*TASK DETAILS:*
Print the records below word for word, but leave out the pictures.

(Data tied to figure images)
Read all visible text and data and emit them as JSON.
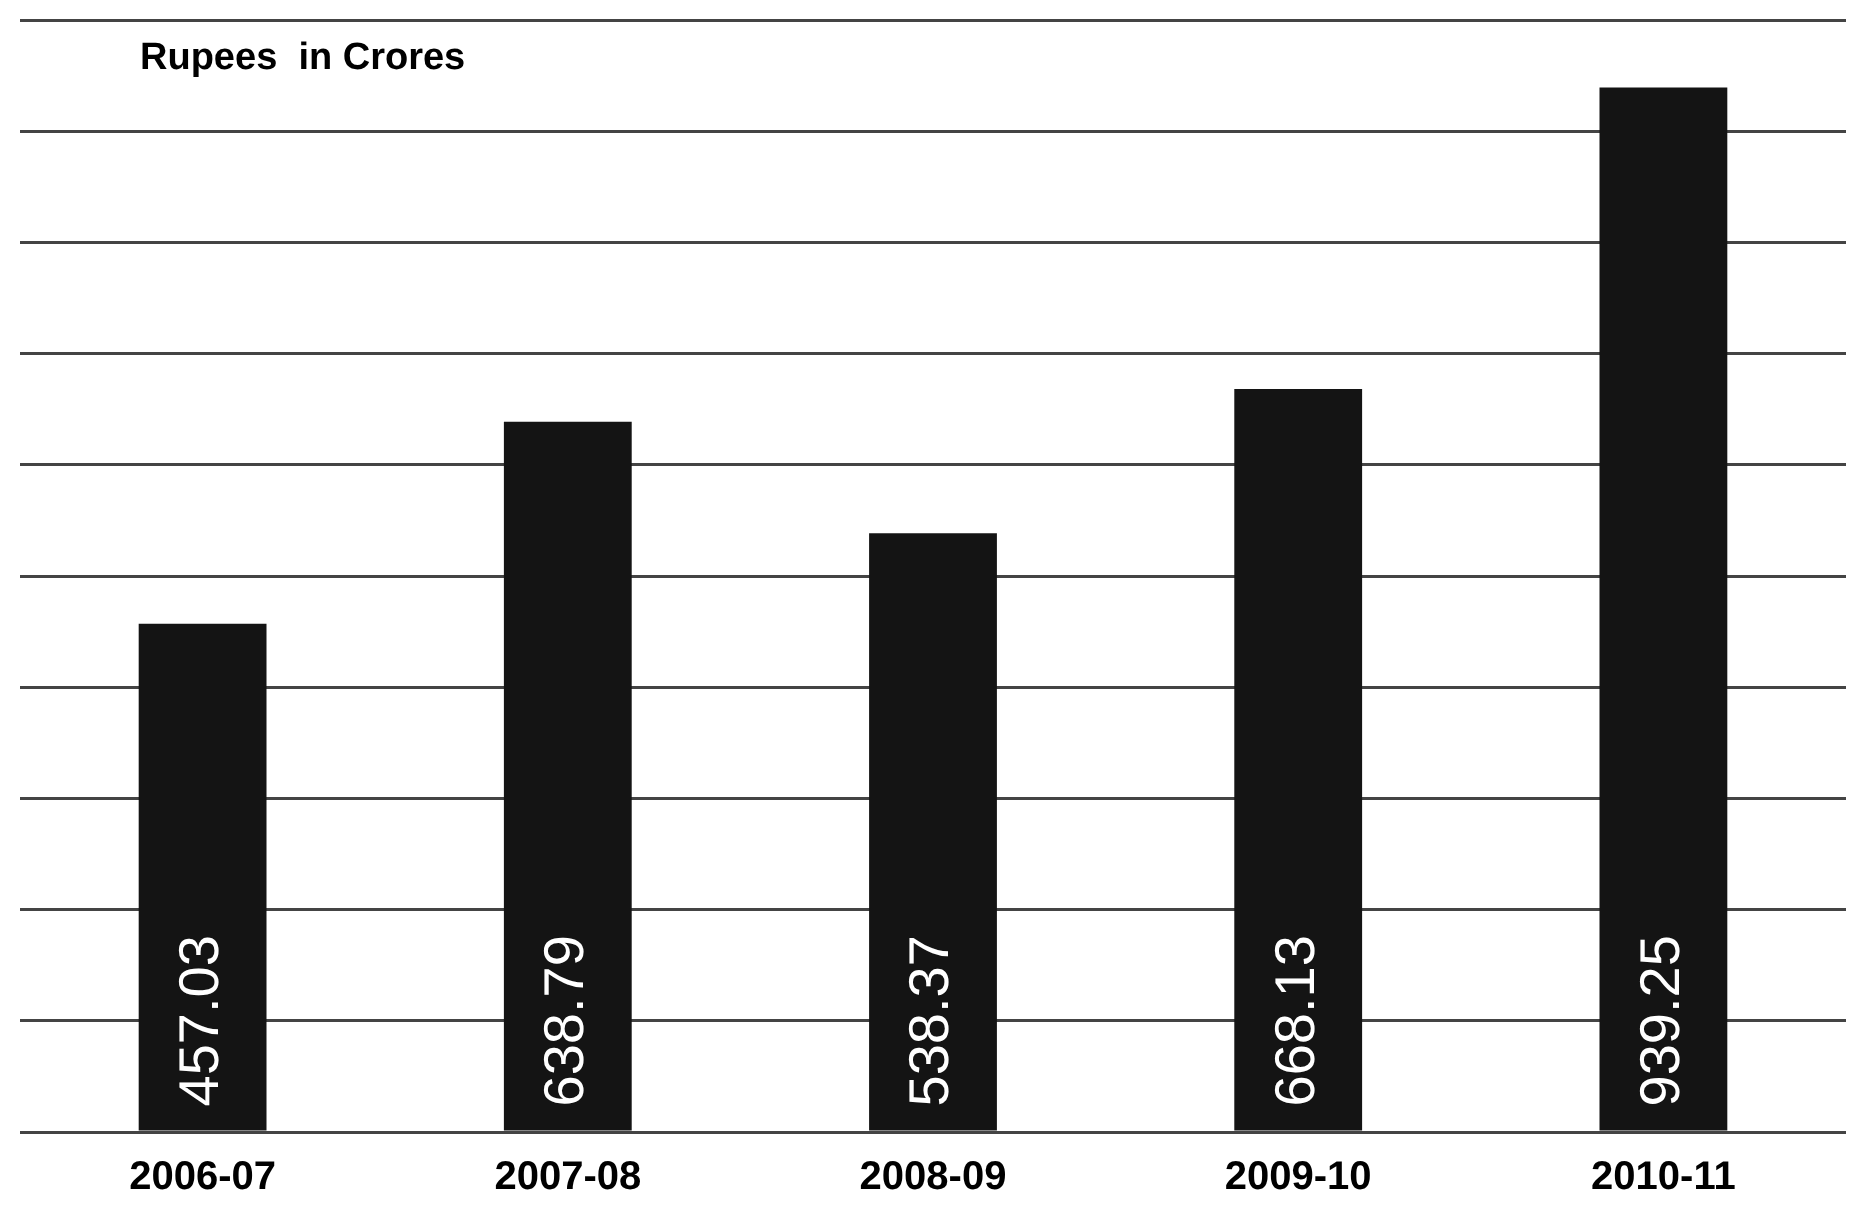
{
  "chart_data": {
    "type": "bar",
    "ylabel": "Rupees  in Crores",
    "categories": [
      "2006-07",
      "2007-08",
      "2008-09",
      "2009-10",
      "2010-11"
    ],
    "values": [
      457.03,
      638.79,
      538.37,
      668.13,
      939.25
    ],
    "color": "#141414",
    "data_labels": true,
    "grid": "y",
    "tick_labels": "x",
    "legend": false
  }
}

*SOLUTION TO THE PROBLEM:*
Read all visible text and data and emit them as JSON.
{
  "chart_data": {
    "type": "bar",
    "ylabel": "Rupees  in Crores",
    "categories": [
      "2006-07",
      "2007-08",
      "2008-09",
      "2009-10",
      "2010-11"
    ],
    "values": [
      457.03,
      638.79,
      538.37,
      668.13,
      939.25
    ],
    "color": "#141414",
    "data_labels": true,
    "grid": "y",
    "tick_labels": "x",
    "legend": false
  }
}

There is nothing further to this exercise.